> Information provided

---+---

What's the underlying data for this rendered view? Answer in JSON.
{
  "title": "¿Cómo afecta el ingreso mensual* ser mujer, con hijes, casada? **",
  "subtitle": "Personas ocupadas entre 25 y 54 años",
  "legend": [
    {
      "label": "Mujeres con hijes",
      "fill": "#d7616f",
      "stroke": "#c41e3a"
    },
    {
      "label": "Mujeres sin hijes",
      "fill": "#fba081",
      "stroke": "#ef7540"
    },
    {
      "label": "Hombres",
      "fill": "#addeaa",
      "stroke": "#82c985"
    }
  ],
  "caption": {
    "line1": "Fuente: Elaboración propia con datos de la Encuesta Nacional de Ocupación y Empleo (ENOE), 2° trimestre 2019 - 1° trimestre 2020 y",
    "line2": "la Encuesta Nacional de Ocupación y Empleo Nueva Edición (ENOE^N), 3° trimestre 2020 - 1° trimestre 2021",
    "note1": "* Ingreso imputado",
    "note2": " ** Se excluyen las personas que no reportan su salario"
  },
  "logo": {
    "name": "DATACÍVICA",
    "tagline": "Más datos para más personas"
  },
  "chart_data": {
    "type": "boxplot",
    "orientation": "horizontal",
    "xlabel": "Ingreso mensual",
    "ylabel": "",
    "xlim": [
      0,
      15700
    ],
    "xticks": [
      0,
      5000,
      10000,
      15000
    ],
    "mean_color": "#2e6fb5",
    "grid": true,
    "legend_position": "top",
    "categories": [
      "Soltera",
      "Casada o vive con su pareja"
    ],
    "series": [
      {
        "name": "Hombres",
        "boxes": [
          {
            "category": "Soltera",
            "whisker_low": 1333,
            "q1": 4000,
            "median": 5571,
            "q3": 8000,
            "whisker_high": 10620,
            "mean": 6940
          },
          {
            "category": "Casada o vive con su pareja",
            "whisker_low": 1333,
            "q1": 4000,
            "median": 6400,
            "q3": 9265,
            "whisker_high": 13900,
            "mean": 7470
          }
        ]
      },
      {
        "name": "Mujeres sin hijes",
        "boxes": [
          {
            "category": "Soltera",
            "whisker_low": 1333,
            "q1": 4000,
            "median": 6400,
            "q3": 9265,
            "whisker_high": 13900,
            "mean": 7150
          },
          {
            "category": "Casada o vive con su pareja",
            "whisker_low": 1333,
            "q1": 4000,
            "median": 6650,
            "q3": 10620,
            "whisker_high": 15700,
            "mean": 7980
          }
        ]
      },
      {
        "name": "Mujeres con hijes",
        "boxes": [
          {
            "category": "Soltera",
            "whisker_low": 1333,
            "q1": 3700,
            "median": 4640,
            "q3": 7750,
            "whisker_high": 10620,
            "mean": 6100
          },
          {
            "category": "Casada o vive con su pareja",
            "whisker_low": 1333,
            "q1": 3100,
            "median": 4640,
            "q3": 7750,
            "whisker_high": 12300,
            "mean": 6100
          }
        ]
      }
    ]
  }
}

---+---

Transcribe the data. Leave every line exactly as it is.

What's the underlying data for this rendered view? Answer in JSON.
{
  "title": "¿Cómo afecta el ingreso mensual* ser mujer, con hijes, casada? **",
  "subtitle": "Personas ocupadas entre 25 y 54 años",
  "legend": [
    {
      "label": "Mujeres con hijes",
      "fill": "#d7616f",
      "stroke": "#c41e3a"
    },
    {
      "label": "Mujeres sin hijes",
      "fill": "#fba081",
      "stroke": "#ef7540"
    },
    {
      "label": "Hombres",
      "fill": "#addeaa",
      "stroke": "#82c985"
    }
  ],
  "caption": {
    "line1": "Fuente: Elaboración propia con datos de la Encuesta Nacional de Ocupación y Empleo (ENOE), 2° trimestre 2019 - 1° trimestre 2020 y",
    "line2": "la Encuesta Nacional de Ocupación y Empleo Nueva Edición (ENOE^N), 3° trimestre 2020 - 1° trimestre 2021",
    "note1": "* Ingreso imputado",
    "note2": " ** Se excluyen las personas que no reportan su salario"
  },
  "logo": {
    "name": "DATACÍVICA",
    "tagline": "Más datos para más personas"
  },
  "chart_data": {
    "type": "boxplot",
    "orientation": "horizontal",
    "xlabel": "Ingreso mensual",
    "ylabel": "",
    "xlim": [
      0,
      15700
    ],
    "xticks": [
      0,
      5000,
      10000,
      15000
    ],
    "mean_color": "#2e6fb5",
    "grid": true,
    "legend_position": "top",
    "categories": [
      "Soltera",
      "Casada o vive con su pareja"
    ],
    "series": [
      {
        "name": "Hombres",
        "boxes": [
          {
            "category": "Soltera",
            "whisker_low": 1333,
            "q1": 4000,
            "median": 5571,
            "q3": 8000,
            "whisker_high": 10620,
            "mean": 6940
          },
          {
            "category": "Casada o vive con su pareja",
            "whisker_low": 1333,
            "q1": 4000,
            "median": 6400,
            "q3": 9265,
            "whisker_high": 13900,
            "mean": 7470
          }
        ]
      },
      {
        "name": "Mujeres sin hijes",
        "boxes": [
          {
            "category": "Soltera",
            "whisker_low": 1333,
            "q1": 4000,
            "median": 6400,
            "q3": 9265,
            "whisker_high": 13900,
            "mean": 7150
          },
          {
            "category": "Casada o vive con su pareja",
            "whisker_low": 1333,
            "q1": 4000,
            "median": 6650,
            "q3": 10620,
            "whisker_high": 15700,
            "mean": 7980
          }
        ]
      },
      {
        "name": "Mujeres con hijes",
        "boxes": [
          {
            "category": "Soltera",
            "whisker_low": 1333,
            "q1": 3700,
            "median": 4640,
            "q3": 7750,
            "whisker_high": 10620,
            "mean": 6100
          },
          {
            "category": "Casada o vive con su pareja",
            "whisker_low": 1333,
            "q1": 3100,
            "median": 4640,
            "q3": 7750,
            "whisker_high": 12300,
            "mean": 6100
          }
        ]
      }
    ]
  }
}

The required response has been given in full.